Directive:
Copy each line of the material below that includes the string "verdedigers".

•••

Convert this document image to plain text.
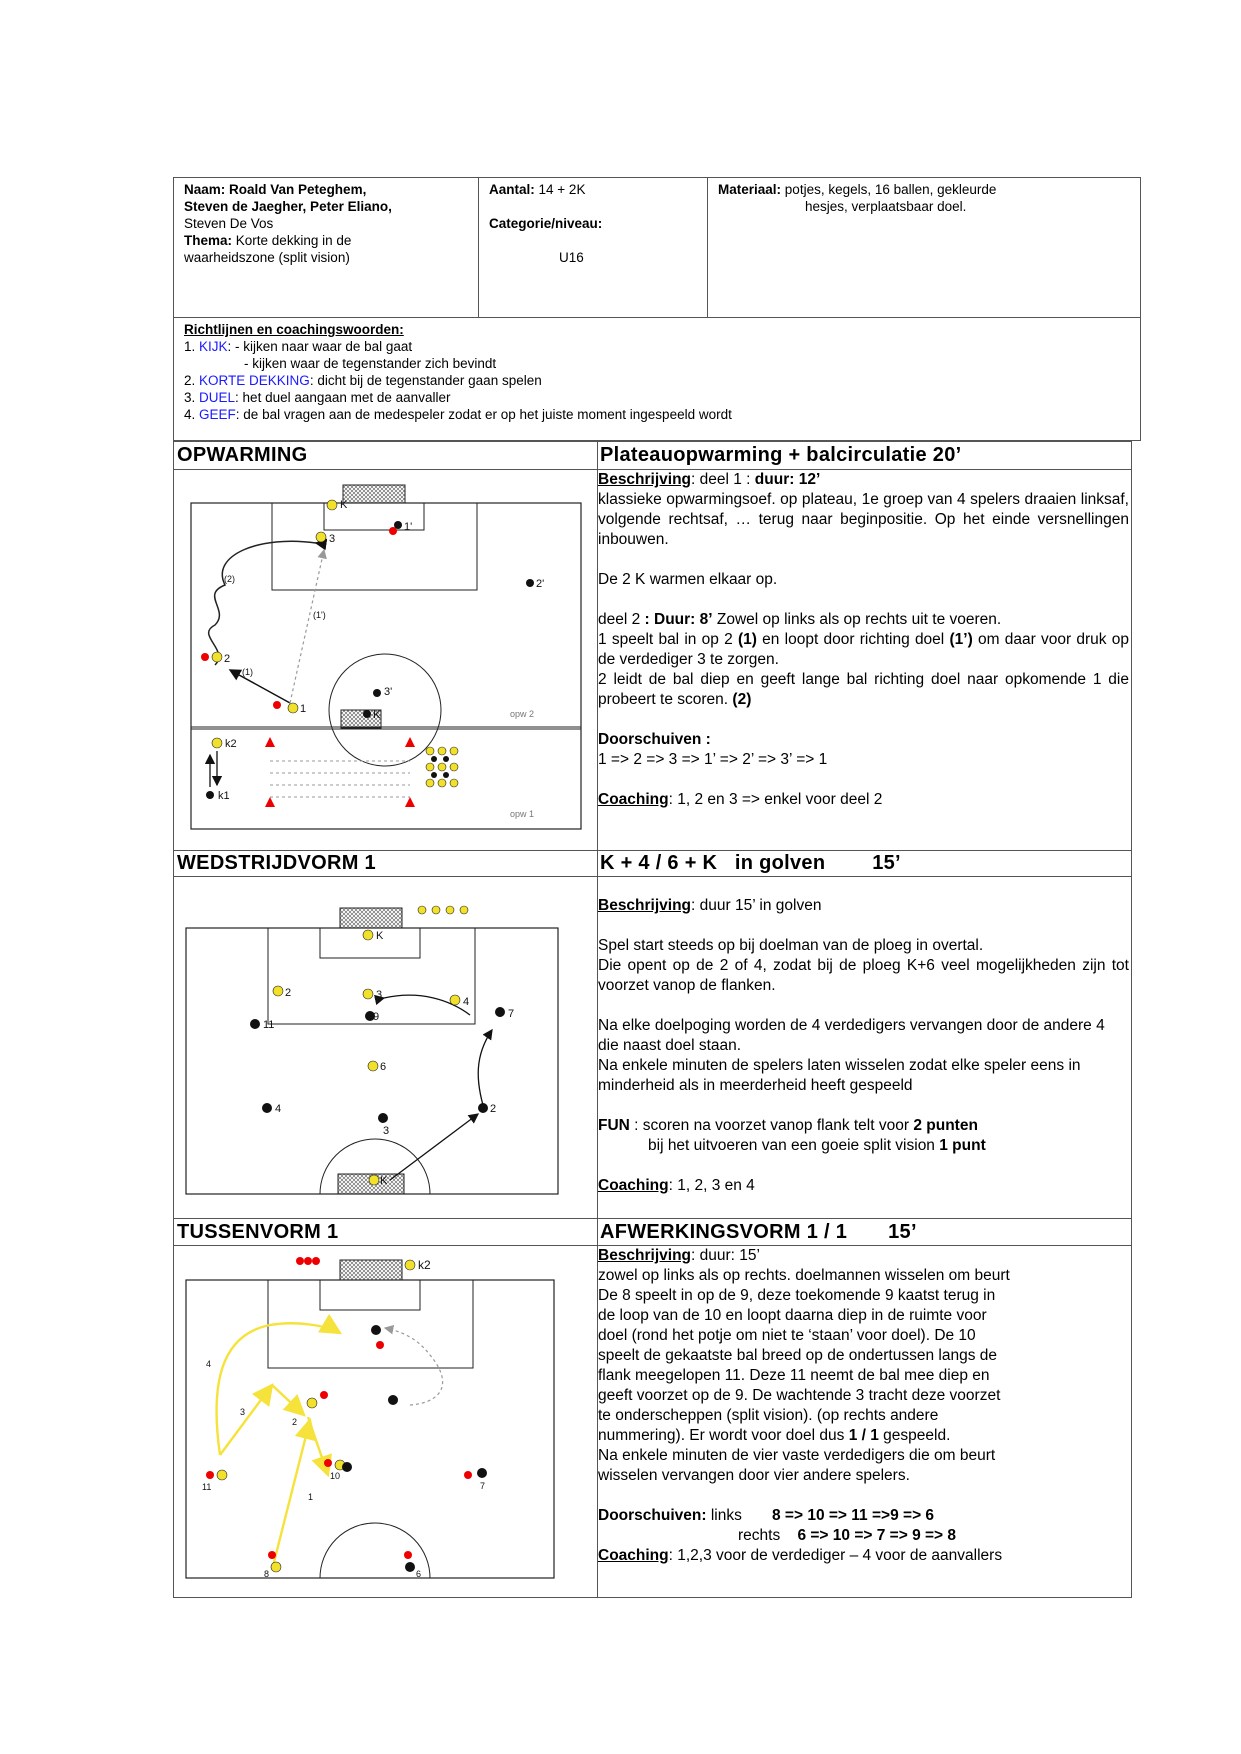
Naam: Roald Van Peteghem,
Steven de Jaegher, Peter Eliano,
Steven De Vos
Thema: Korte dekking in de
waarheidszone (split vision)
Aantal: 14 + 2K
Categorie/niveau:
U16
Materiaal: potjes, kegels, 16 ballen, gekleurde
hesjes, verplaatsbaar doel.
Richtlijnen en coachingswoorden:
1. KIJK: - kijken naar waar de bal gaat
- kijken waar de tegenstander zich bevindt
2. KORTE DEKKING: dicht bij de tegenstander gaan spelen
3. DUEL: het duel aangaan met de aanvaller
4. GEEF: de bal vragen aan de medespeler zodat er op het juiste moment ingespeeld wordt
OPWARMING	Plateauopwarming + balcirculatie 20’

Beschrijving: deel 1 : duur: 12’

klassieke opwarmingsoef. op plateau, 1e groep van 4 spelers draaien linksaf, volgende rechtsaf, … terug naar beginpositie. Op het einde versnellingen inbouwen.

De 2 K warmen elkaar op.

deel 2 : Duur: 8’ Zowel op links als op rechts uit te voeren.

1 speelt bal in op 2 (1) en loopt door richting doel (1’) om daar voor druk op de verdediger 3 te zorgen.

2 leidt de bal diep en geeft lange bal richting doel naar opkomende 1 die probeert te scoren. (2)

Doorschuiven :

1 => 2 => 3 => 1’ => 2’ => 3’ => 1

Coaching: 1, 2 en 3 => enkel voor deel 2

K
1'
3
2'
(2)
(1')
2
(1)
3'
1	K	opw 2
k2
k1
opw 1
WEDSTRIJDVORM 1	K + 4 / 6 + K   in golven        15’

Beschrijving: duur 15’ in golven

Spel start steeds op bij doelman van de ploeg in overtal.

Die opent op de 2 of 4, zodat bij de ploeg K+6 veel mogelijkheden zijn tot voorzet vanop de flanken.

Na elke doelpoging worden de 4 verdedigers vervangen door de andere 4 die naast doel staan.

Na enkele minuten de spelers laten wisselen zodat elke speler eens in minderheid als in meerderheid heeft gespeeld

FUN : scoren na voorzet vanop flank telt voor 2 punten

bij het uitvoeren van een goeie split vision 1 punt

Coaching: 1, 2, 3 en 4

K
2	3
4
9	7
11
6
4
3
2
K
TUSSENVORM 1	AFWERKINGSVORM 1 / 1       15’

Beschrijving: duur: 15’

zowel op links als op rechts. doelmannen wisselen om beurt

De 8 speelt in op de 9, deze toekomende 9 kaatst terug in

de loop van de 10 en loopt daarna diep in de ruimte voor

doel (rond het potje om niet te ‘staan’ voor doel). De 10

speelt de gekaatste bal breed op de ondertussen langs de

flank meegelopen 11. Deze 11 neemt de bal mee diep en

geeft voorzet op de 9. De wachtende 3 tracht deze voorzet

te onderscheppen (split vision). (op rechts andere

nummering). Er wordt voor doel dus 1 / 1 gespeeld.

Na enkele minuten de vier vaste verdedigers die om beurt

wisselen vervangen door vier andere spelers.

Doorschuiven: links 8 => 10 => 11 =>9 => 6

rechts 6 => 10 => 7 => 9 => 8

Coaching: 1,2,3 voor de verdediger – 4 voor de aanvallers

k2
4
3
2
1
10
11	7
8	6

•••

Response to the exercise:
Na elke doelpoging worden de 4 verdedigers vervangen door de andere 4 die naast doel staan.
Na enkele minuten de vier vaste verdedigers die om beurt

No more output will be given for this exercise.